═════ STORED RECORDS

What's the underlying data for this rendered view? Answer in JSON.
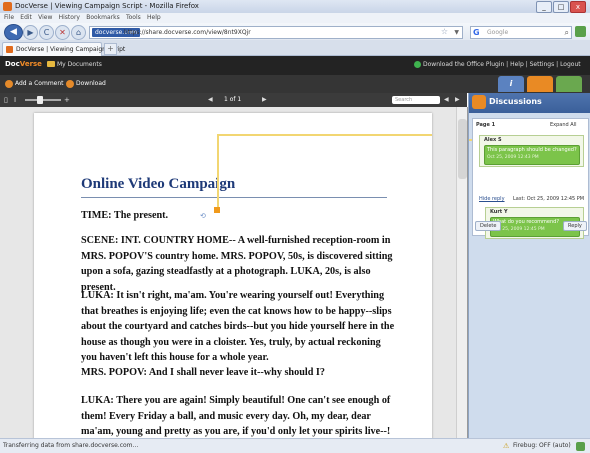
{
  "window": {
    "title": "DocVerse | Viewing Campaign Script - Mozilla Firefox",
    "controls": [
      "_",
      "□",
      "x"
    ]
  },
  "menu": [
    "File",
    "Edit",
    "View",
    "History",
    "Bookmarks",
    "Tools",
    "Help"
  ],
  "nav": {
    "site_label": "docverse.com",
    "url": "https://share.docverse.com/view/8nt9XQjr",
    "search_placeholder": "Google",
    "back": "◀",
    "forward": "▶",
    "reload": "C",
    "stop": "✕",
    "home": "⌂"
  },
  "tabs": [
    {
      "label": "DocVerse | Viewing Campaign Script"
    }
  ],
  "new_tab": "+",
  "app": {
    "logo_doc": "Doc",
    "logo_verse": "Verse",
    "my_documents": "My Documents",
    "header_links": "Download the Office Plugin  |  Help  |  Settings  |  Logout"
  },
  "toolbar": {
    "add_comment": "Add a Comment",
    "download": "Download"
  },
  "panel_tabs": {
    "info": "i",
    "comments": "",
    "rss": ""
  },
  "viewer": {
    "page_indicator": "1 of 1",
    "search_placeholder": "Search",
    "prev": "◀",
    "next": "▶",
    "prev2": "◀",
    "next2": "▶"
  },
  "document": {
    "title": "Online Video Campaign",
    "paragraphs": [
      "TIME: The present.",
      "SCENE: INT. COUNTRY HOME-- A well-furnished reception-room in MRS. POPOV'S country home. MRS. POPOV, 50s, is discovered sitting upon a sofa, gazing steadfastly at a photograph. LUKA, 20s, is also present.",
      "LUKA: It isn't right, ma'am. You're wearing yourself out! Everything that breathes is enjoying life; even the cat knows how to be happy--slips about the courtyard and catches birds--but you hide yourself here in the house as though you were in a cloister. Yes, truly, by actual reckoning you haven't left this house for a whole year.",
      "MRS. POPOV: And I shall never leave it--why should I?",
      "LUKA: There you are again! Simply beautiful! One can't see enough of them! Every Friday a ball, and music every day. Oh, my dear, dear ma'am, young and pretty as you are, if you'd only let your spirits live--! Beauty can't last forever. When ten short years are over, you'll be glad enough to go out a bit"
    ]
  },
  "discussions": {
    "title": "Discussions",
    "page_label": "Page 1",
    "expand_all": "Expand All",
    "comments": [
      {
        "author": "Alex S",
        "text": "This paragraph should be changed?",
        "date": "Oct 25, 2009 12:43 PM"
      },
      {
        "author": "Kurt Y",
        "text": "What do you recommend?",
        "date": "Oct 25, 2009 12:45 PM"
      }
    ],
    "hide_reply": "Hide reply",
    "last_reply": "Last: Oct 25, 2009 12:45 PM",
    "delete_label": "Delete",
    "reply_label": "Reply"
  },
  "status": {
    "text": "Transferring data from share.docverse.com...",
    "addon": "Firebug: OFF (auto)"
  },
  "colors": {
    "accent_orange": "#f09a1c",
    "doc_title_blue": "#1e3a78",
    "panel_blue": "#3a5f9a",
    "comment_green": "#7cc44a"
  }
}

══════════
═════ STORED RECORDS

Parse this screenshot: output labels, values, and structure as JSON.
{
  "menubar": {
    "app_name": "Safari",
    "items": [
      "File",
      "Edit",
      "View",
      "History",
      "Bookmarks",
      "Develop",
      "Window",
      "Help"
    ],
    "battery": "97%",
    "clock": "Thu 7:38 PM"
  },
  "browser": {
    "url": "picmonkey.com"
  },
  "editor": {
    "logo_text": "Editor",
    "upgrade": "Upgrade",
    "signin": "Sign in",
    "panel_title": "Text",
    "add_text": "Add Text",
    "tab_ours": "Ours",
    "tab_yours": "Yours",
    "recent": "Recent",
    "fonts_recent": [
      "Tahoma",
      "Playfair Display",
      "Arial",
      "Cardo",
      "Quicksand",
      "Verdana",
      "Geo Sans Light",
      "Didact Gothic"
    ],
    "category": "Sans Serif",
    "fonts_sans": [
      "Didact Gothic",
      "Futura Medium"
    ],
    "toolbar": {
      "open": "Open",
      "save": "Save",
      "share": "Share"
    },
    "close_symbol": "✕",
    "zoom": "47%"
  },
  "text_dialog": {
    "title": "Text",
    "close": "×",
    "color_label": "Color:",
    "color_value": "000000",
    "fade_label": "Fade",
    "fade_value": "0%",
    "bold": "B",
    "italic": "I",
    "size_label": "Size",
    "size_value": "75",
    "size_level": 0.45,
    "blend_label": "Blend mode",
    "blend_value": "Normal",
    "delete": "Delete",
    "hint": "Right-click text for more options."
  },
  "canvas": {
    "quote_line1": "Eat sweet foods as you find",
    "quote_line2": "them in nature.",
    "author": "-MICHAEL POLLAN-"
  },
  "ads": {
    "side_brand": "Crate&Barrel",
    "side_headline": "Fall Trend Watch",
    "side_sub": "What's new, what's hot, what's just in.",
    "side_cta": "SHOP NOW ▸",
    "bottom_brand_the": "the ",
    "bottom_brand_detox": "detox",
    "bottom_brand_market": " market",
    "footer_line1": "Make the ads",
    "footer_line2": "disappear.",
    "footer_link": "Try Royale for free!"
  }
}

══════════

WORK TO COMPLETE:
Collect, from the material above, every line containing the word "JSON".

COMPLETED TASK:
What's the underlying data for this rendered view? Answer in JSON.
Parse this screenshot: output labels, values, and structure as JSON.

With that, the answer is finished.